===== Dataset content =====
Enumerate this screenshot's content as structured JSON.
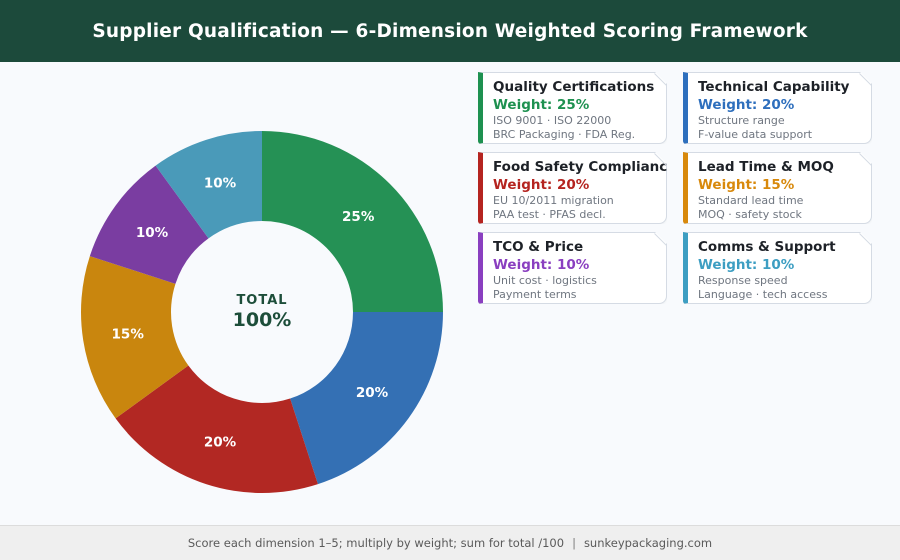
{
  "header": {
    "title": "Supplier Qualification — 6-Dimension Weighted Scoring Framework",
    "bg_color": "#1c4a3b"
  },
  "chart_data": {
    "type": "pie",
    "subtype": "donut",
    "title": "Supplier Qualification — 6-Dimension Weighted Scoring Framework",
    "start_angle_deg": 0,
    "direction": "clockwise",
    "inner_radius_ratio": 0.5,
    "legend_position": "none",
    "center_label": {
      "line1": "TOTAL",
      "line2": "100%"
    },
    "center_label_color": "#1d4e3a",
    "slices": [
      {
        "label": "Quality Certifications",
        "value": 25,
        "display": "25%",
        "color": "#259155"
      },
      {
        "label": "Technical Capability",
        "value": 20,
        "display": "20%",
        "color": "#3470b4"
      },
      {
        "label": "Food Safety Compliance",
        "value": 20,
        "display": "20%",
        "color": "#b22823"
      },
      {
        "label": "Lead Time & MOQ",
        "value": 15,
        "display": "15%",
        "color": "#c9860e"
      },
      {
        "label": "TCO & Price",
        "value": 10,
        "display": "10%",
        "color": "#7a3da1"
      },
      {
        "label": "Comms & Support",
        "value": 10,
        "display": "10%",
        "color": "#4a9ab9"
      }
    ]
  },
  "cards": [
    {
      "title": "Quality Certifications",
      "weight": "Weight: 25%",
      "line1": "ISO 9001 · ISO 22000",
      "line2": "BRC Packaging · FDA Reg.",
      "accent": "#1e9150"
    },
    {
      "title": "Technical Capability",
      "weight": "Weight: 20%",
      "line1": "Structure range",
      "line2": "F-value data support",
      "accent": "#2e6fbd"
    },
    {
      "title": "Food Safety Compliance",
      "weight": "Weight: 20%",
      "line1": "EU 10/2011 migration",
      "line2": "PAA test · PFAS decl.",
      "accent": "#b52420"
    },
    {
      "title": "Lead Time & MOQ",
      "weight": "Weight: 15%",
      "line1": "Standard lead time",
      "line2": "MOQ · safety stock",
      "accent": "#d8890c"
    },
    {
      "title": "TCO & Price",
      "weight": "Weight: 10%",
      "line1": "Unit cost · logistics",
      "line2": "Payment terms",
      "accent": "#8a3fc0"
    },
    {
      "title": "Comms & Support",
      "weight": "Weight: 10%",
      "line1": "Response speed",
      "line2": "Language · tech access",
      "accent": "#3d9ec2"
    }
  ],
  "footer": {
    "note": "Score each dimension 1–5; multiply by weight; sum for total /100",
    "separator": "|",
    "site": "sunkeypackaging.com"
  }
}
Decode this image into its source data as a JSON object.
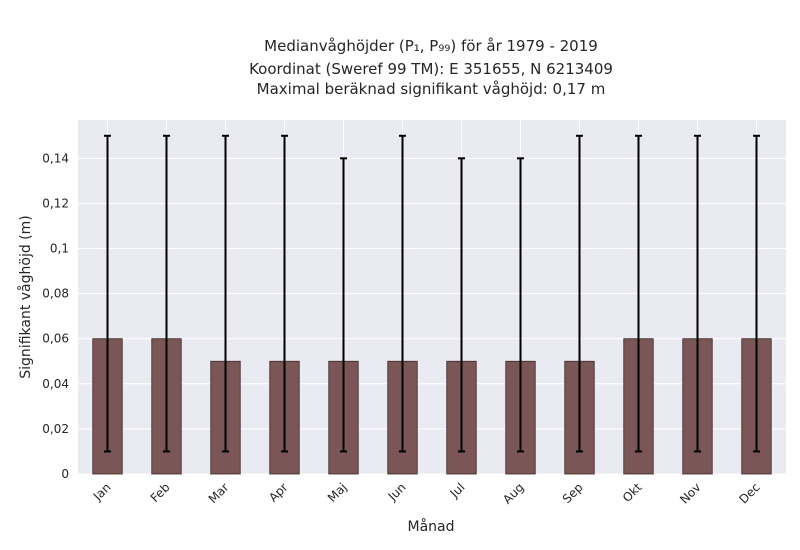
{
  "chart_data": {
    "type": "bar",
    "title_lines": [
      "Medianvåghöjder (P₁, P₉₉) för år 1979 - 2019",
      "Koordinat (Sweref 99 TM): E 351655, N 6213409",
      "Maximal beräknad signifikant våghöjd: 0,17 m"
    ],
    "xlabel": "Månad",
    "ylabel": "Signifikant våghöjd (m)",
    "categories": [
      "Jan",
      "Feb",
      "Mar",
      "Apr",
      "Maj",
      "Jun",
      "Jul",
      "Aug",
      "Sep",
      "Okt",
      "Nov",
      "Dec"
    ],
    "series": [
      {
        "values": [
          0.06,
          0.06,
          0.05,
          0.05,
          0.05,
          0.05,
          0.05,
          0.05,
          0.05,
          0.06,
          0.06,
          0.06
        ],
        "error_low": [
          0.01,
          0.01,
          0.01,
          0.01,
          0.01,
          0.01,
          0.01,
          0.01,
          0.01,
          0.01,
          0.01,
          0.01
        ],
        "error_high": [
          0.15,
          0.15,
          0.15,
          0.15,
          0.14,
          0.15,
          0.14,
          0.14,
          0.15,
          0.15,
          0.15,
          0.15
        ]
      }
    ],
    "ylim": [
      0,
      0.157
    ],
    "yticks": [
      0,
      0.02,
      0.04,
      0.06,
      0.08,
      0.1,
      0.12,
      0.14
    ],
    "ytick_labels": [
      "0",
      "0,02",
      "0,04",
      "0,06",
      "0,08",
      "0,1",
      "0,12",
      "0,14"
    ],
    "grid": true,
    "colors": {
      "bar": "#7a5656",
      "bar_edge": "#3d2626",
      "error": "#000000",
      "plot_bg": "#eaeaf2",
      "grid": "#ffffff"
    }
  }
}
=====
- **To do**:
Determine how many lines of the listing hold the word "JSON" and reply with that figure alone.

- **The reply**:
2